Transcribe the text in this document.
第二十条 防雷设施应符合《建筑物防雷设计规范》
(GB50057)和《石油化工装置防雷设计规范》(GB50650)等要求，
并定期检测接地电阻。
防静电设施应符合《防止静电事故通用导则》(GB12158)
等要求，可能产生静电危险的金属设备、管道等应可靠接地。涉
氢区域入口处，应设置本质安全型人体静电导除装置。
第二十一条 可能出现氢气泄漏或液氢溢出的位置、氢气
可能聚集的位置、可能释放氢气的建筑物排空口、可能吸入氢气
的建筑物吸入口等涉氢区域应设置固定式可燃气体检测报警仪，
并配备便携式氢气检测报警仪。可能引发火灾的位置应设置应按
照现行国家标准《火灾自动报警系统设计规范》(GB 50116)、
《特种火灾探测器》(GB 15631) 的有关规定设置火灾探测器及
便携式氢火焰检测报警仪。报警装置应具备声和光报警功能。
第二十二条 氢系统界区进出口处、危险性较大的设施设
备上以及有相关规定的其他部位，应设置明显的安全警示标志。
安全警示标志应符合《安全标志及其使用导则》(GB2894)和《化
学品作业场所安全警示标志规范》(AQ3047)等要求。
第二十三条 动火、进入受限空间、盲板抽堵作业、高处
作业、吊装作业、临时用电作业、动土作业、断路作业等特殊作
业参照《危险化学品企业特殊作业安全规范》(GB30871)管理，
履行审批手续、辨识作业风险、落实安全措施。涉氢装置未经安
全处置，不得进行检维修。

### TASK DETAILS
Output all of the material, please, exactly as it stands.

### ANSWER TO THE PROBLEM
Transcribe the text in this document.
第二十条 防雷设施应符合《建筑物防雷设计规范》
(GB50057)和《石油化工装置防雷设计规范》(GB50650)等要求，
并定期检测接地电阻。
防静电设施应符合《防止静电事故通用导则》(GB12158)
等要求，可能产生静电危险的金属设备、管道等应可靠接地。涉
氢区域入口处，应设置本质安全型人体静电导除装置。
第二十一条 可能出现氢气泄漏或液氢溢出的位置、氢气
可能聚集的位置、可能释放氢气的建筑物排空口、可能吸入氢气
的建筑物吸入口等涉氢区域应设置固定式可燃气体检测报警仪，
并配备便携式氢气检测报警仪。可能引发火灾的位置应设置应按
照现行国家标准《火灾自动报警系统设计规范》(GB 50116)、
《特种火灾探测器》(GB 15631) 的有关规定设置火灾探测器及
便携式氢火焰检测报警仪。报警装置应具备声和光报警功能。
第二十二条 氢系统界区进出口处、危险性较大的设施设
备上以及有相关规定的其他部位，应设置明显的安全警示标志。
安全警示标志应符合《安全标志及其使用导则》(GB2894)和《化
学品作业场所安全警示标志规范》(AQ3047)等要求。
第二十三条 动火、进入受限空间、盲板抽堵作业、高处
作业、吊装作业、临时用电作业、动土作业、断路作业等特殊作
业参照《危险化学品企业特殊作业安全规范》(GB30871)管理，
履行审批手续、辨识作业风险、落实安全措施。涉氢装置未经安
全处置，不得进行检维修。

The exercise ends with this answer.